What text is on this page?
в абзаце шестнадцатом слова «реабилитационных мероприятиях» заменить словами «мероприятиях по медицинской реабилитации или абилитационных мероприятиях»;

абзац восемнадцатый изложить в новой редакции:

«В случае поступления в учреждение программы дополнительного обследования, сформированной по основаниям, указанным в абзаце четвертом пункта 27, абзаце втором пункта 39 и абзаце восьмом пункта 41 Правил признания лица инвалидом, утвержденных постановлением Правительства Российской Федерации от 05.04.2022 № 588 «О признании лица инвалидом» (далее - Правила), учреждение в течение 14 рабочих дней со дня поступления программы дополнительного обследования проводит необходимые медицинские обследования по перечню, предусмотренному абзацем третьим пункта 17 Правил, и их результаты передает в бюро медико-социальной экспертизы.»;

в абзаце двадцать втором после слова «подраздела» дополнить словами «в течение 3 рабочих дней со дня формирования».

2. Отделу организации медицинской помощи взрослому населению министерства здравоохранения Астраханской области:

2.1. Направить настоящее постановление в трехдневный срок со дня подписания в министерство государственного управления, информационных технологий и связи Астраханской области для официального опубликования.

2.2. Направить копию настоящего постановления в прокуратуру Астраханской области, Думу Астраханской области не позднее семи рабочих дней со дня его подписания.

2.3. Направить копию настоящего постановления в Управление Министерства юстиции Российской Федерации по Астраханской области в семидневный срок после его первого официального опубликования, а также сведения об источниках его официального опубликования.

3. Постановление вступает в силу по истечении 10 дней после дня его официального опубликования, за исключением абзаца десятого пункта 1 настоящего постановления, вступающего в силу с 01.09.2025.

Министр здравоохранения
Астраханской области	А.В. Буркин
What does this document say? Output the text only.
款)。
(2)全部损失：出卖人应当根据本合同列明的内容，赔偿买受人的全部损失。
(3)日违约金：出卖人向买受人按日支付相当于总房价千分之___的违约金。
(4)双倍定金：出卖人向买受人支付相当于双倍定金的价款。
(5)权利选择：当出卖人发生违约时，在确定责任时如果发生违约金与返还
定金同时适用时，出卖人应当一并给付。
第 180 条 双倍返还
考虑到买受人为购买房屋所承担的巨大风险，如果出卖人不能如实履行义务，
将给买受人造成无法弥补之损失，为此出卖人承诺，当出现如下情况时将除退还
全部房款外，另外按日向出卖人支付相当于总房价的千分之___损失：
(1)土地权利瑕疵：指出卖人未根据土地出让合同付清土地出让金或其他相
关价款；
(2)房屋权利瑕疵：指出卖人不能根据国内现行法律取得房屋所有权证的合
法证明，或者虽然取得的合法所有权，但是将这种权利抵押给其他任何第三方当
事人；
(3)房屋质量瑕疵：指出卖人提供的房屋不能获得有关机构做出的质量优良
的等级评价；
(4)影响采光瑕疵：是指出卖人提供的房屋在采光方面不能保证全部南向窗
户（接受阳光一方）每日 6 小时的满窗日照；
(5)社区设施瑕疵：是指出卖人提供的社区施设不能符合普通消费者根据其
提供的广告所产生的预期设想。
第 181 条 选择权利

* * *

Exercise requirements :: Restate the records, all of them, precisely as written.

Result of the exercise ::
What text is on this page?
в абзаце шестнадцатом слова «реабилитационных мероприятиях» заменить словами «мероприятиях по медицинской реабилитации или абилитационных мероприятиях»;

абзац восемнадцатый изложить в новой редакции:

«В случае поступления в учреждение программы дополнительного обследования, сформированной по основаниям, указанным в абзаце четвертом пункта 27, абзаце втором пункта 39 и абзаце восьмом пункта 41 Правил признания лица инвалидом, утвержденных постановлением Правительства Российской Федерации от 05.04.2022 № 588 «О признании лица инвалидом» (далее - Правила), учреждение в течение 14 рабочих дней со дня поступления программы дополнительного обследования проводит необходимые медицинские обследования по перечню, предусмотренному абзацем третьим пункта 17 Правил, и их результаты передает в бюро медико-социальной экспертизы.»;

в абзаце двадцать втором после слова «подраздела» дополнить словами «в течение 3 рабочих дней со дня формирования».

2. Отделу организации медицинской помощи взрослому населению министерства здравоохранения Астраханской области:

2.1. Направить настоящее постановление в трехдневный срок со дня подписания в министерство государственного управления, информационных технологий и связи Астраханской области для официального опубликования.

2.2. Направить копию настоящего постановления в прокуратуру Астраханской области, Думу Астраханской области не позднее семи рабочих дней со дня его подписания.

2.3. Направить копию настоящего постановления в Управление Министерства юстиции Российской Федерации по Астраханской области в семидневный срок после его первого официального опубликования, а также сведения об источниках его официального опубликования.

3. Постановление вступает в силу по истечении 10 дней после дня его официального опубликования, за исключением абзаца десятого пункта 1 настоящего постановления, вступающего в силу с 01.09.2025.

Министр здравоохранения
Астраханской области	А.В. Буркин
What does this document say? Output the text only.
款)。
(2)全部损失：出卖人应当根据本合同列明的内容，赔偿买受人的全部损失。
(3)日违约金：出卖人向买受人按日支付相当于总房价千分之___的违约金。
(4)双倍定金：出卖人向买受人支付相当于双倍定金的价款。
(5)权利选择：当出卖人发生违约时，在确定责任时如果发生违约金与返还
定金同时适用时，出卖人应当一并给付。
第 180 条 双倍返还
考虑到买受人为购买房屋所承担的巨大风险，如果出卖人不能如实履行义务，
将给买受人造成无法弥补之损失，为此出卖人承诺，当出现如下情况时将除退还
全部房款外，另外按日向出卖人支付相当于总房价的千分之___损失：
(1)土地权利瑕疵：指出卖人未根据土地出让合同付清土地出让金或其他相
关价款；
(2)房屋权利瑕疵：指出卖人不能根据国内现行法律取得房屋所有权证的合
法证明，或者虽然取得的合法所有权，但是将这种权利抵押给其他任何第三方当
事人；
(3)房屋质量瑕疵：指出卖人提供的房屋不能获得有关机构做出的质量优良
的等级评价；
(4)影响采光瑕疵：是指出卖人提供的房屋在采光方面不能保证全部南向窗
户（接受阳光一方）每日 6 小时的满窗日照；
(5)社区设施瑕疵：是指出卖人提供的社区施设不能符合普通消费者根据其
提供的广告所产生的预期设想。
第 181 条 选择权利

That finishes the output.